Information given:

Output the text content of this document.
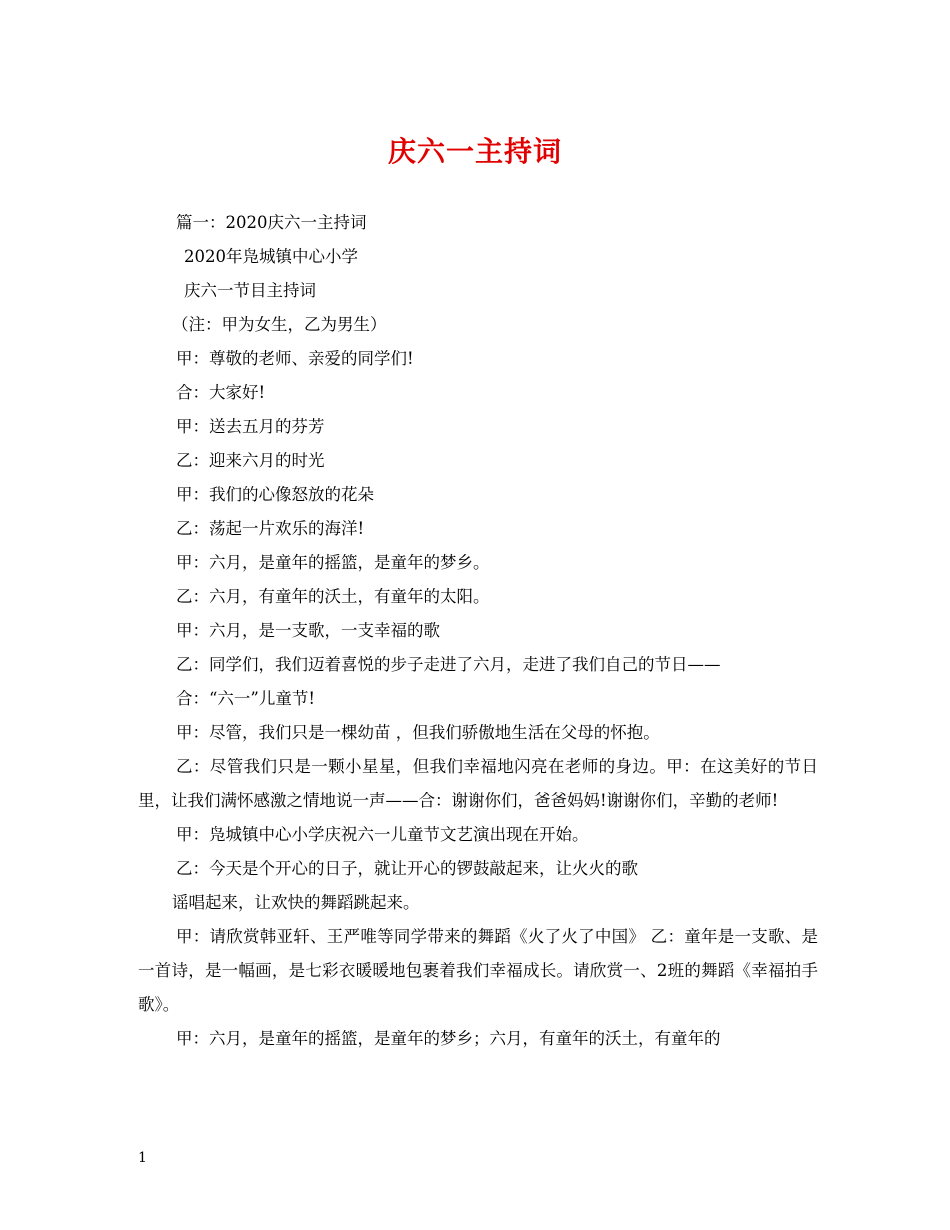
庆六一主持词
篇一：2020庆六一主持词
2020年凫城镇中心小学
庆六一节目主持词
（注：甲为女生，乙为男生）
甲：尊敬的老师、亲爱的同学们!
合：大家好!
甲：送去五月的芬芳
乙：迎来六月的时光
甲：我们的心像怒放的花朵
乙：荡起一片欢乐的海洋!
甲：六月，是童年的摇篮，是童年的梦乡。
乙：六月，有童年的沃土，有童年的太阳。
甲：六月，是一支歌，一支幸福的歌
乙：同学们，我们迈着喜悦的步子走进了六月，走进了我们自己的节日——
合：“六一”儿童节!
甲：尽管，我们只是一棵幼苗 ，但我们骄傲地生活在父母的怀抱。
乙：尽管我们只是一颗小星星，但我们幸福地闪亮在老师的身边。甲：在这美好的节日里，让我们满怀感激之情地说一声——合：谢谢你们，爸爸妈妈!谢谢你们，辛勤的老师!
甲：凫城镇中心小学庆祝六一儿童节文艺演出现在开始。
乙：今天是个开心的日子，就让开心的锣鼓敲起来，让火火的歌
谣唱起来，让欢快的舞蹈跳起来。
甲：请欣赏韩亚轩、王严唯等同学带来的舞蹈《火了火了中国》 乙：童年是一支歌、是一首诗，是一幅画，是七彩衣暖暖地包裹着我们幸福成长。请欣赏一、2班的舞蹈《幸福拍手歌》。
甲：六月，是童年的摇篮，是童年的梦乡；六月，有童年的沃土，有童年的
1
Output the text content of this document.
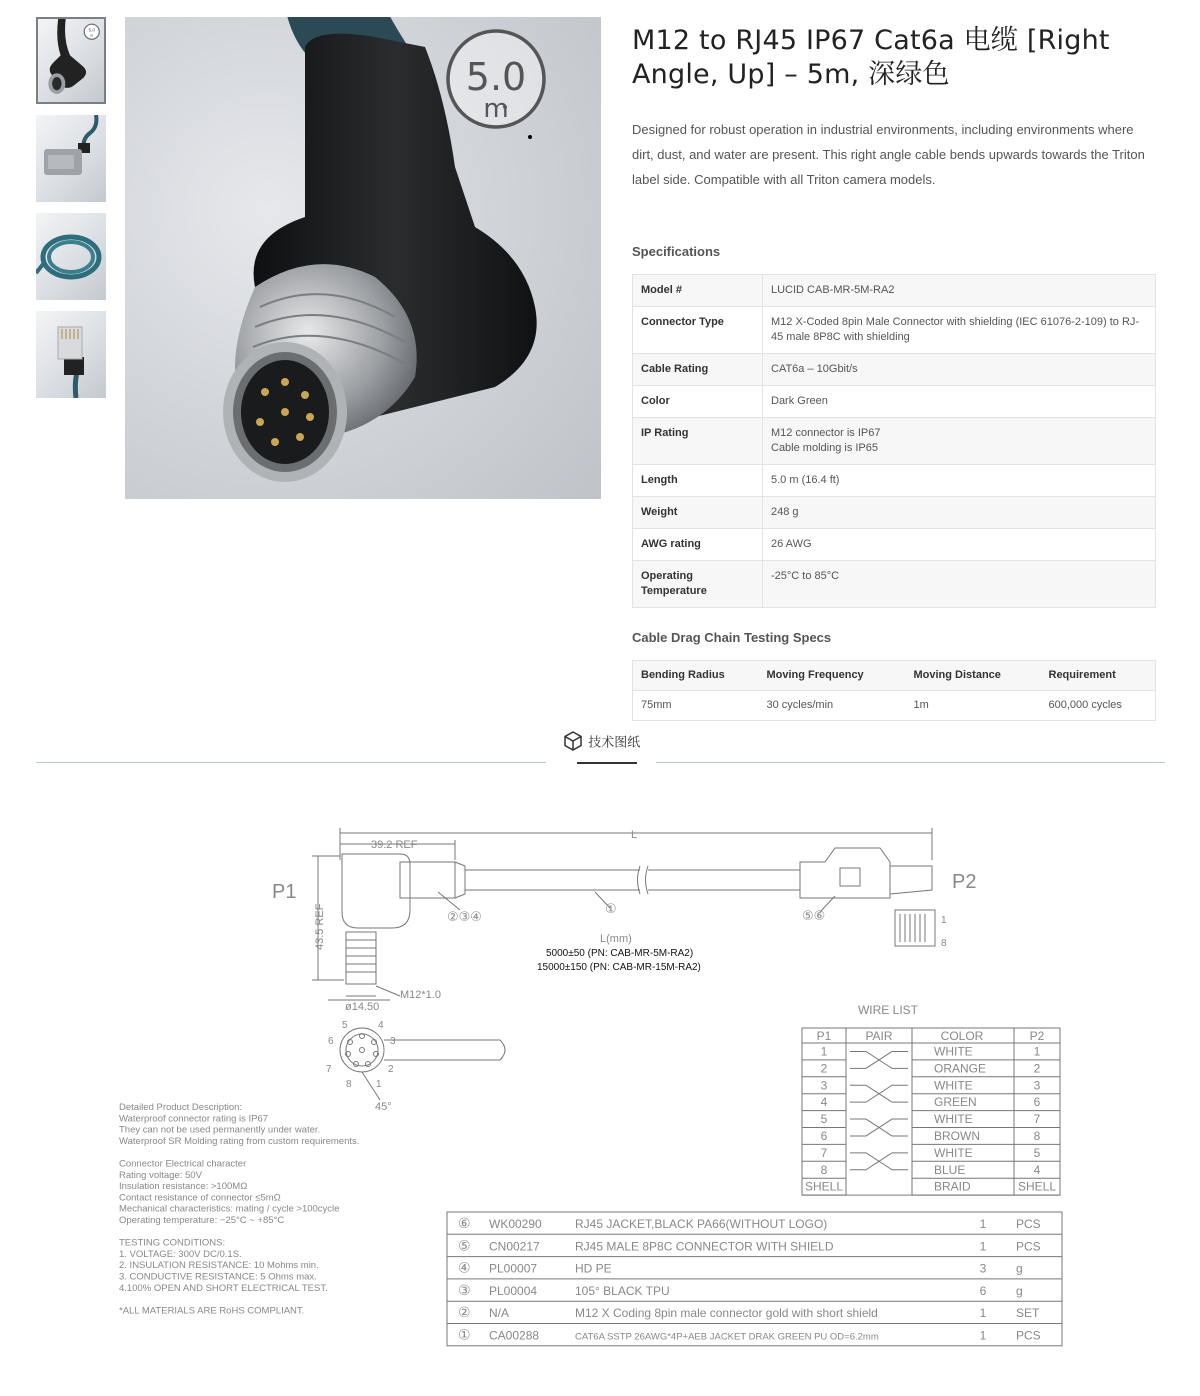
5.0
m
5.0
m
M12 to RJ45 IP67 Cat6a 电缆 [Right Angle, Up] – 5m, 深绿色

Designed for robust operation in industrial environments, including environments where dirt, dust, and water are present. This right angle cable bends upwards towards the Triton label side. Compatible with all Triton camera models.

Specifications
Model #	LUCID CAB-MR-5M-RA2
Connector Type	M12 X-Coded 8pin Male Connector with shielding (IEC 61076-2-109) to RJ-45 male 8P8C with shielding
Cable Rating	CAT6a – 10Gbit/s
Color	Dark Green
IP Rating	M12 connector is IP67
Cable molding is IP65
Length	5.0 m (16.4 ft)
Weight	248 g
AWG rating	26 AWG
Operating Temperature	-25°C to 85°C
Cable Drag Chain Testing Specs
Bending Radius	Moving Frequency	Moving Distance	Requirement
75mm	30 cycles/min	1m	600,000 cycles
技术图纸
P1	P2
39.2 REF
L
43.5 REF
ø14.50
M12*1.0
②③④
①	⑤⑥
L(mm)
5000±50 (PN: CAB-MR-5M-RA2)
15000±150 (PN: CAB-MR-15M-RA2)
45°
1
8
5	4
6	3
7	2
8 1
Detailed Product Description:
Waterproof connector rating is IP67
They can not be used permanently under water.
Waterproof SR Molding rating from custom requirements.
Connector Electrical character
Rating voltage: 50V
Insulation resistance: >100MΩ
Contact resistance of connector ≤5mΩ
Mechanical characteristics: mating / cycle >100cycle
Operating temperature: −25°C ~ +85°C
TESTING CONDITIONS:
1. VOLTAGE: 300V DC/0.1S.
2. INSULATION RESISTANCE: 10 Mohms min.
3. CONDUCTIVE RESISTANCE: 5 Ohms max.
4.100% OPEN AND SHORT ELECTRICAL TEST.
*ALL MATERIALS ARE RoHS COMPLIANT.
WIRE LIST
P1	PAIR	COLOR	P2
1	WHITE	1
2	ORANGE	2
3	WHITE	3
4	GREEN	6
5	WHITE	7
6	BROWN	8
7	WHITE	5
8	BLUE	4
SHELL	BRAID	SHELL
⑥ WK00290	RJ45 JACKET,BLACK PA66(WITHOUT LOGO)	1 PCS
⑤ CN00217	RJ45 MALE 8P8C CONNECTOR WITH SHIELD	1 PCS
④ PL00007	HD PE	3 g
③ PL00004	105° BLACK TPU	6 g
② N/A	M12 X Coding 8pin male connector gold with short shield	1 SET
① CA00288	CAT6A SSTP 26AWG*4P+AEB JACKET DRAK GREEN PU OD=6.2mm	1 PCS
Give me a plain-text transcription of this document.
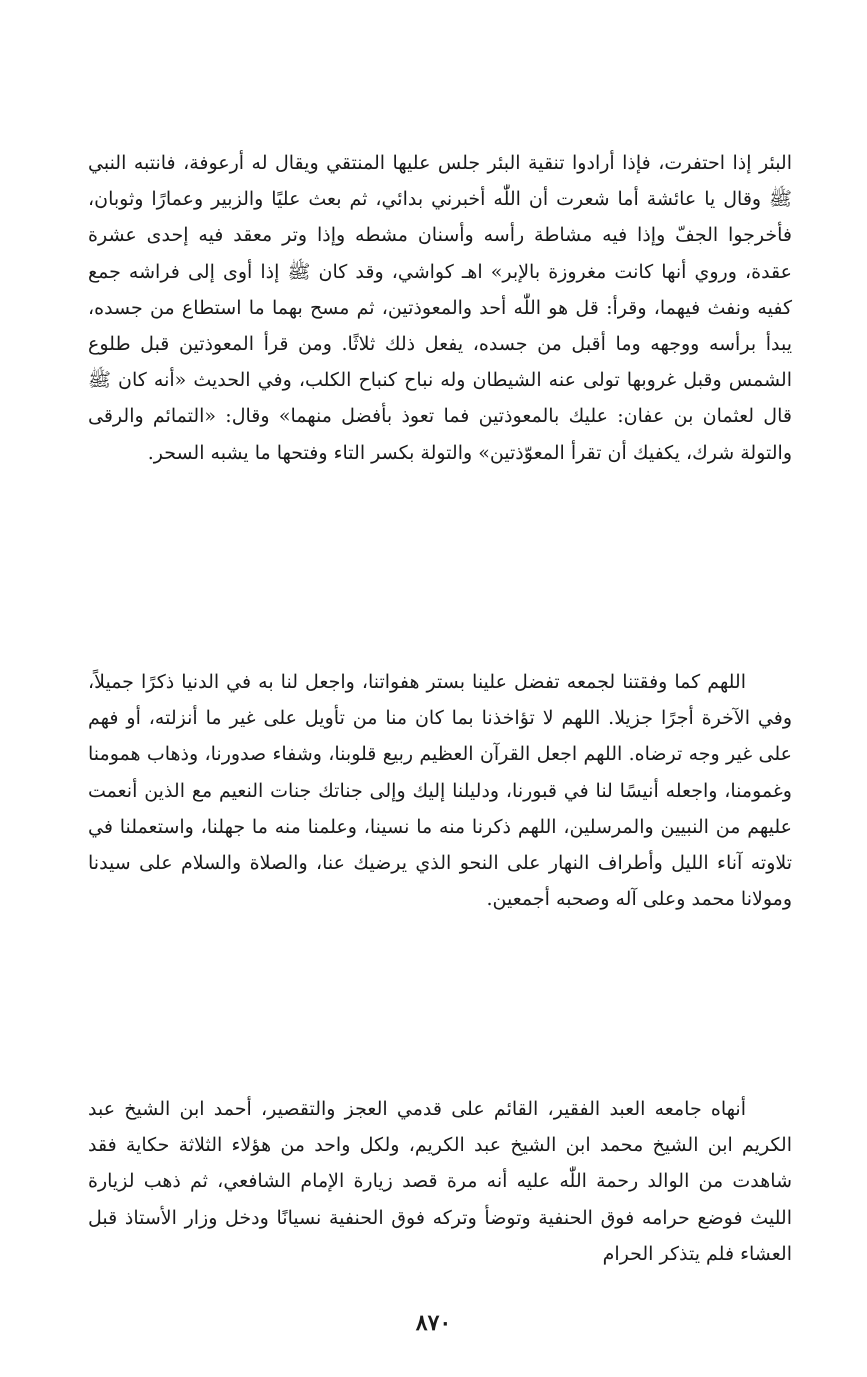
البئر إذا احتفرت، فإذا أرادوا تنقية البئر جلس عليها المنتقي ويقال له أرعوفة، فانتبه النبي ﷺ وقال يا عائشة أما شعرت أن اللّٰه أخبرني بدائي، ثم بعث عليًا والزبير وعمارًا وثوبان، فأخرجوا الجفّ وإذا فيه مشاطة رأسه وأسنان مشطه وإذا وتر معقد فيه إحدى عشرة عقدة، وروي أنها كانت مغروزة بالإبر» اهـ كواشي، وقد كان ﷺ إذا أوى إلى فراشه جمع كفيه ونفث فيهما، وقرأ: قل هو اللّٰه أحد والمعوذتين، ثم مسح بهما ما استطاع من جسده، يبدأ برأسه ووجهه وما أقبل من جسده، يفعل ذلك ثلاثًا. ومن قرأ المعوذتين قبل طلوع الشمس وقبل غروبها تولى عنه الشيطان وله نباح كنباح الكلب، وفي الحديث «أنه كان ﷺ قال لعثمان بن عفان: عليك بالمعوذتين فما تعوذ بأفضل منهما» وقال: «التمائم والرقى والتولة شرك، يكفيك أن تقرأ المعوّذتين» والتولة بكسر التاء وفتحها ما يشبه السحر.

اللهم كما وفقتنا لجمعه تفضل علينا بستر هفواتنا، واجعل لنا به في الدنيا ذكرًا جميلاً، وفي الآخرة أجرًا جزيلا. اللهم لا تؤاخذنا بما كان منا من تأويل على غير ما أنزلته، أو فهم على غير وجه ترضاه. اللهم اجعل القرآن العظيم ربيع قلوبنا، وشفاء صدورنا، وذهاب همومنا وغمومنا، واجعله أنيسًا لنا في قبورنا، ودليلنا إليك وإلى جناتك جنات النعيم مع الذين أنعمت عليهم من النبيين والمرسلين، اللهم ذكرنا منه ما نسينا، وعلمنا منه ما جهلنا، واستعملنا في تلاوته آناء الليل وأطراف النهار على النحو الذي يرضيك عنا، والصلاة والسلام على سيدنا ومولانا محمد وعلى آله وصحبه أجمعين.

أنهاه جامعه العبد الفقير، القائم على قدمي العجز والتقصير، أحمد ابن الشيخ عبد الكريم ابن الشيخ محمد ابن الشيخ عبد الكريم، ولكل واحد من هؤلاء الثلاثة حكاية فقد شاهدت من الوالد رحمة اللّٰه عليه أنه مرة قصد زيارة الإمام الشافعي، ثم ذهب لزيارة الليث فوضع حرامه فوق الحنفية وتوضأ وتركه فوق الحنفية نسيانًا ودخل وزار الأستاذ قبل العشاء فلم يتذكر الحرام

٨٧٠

Written problem:
Show the lines where the word "BLACK" appears in the entries.

Result:
⑥ WK00290	RJ45 JACKET,BLACK PA66(WITHOUT LOGO)	1 PCS
③ PL00004	105° BLACK TPU	6 g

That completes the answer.